* Begin *
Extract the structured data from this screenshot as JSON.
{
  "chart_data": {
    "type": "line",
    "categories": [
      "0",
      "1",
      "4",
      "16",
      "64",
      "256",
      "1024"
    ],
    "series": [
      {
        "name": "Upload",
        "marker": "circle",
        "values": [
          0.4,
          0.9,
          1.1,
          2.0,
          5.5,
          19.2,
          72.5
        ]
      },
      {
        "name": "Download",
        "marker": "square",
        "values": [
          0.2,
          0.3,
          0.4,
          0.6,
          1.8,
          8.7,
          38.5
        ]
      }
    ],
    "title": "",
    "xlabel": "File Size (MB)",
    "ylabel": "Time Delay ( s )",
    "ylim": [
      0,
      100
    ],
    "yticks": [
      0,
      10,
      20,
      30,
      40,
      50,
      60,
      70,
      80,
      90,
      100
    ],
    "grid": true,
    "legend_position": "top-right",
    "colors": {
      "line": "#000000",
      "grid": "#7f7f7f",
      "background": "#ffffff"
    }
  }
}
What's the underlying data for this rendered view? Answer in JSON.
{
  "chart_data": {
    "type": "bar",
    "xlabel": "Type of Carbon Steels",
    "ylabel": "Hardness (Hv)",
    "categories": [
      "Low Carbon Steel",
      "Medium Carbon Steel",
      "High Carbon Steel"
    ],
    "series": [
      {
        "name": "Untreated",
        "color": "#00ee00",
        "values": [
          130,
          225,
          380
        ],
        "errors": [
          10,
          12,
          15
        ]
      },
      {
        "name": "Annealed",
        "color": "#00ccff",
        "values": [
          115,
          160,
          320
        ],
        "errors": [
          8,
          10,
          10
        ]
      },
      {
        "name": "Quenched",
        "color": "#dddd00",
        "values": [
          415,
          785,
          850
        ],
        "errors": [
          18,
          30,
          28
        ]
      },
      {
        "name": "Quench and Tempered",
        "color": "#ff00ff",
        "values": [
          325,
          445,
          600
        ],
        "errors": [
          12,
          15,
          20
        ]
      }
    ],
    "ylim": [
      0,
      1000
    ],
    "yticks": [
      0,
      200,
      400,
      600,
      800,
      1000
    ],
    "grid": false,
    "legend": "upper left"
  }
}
* End *
### EXERCISE DESCRIPTION:
Copy all lines from the material that include "this".

### WRITTEN REPLY:
Extract the structured data from this screenshot as JSON.
What's the underlying data for this rendered view? Answer in JSON.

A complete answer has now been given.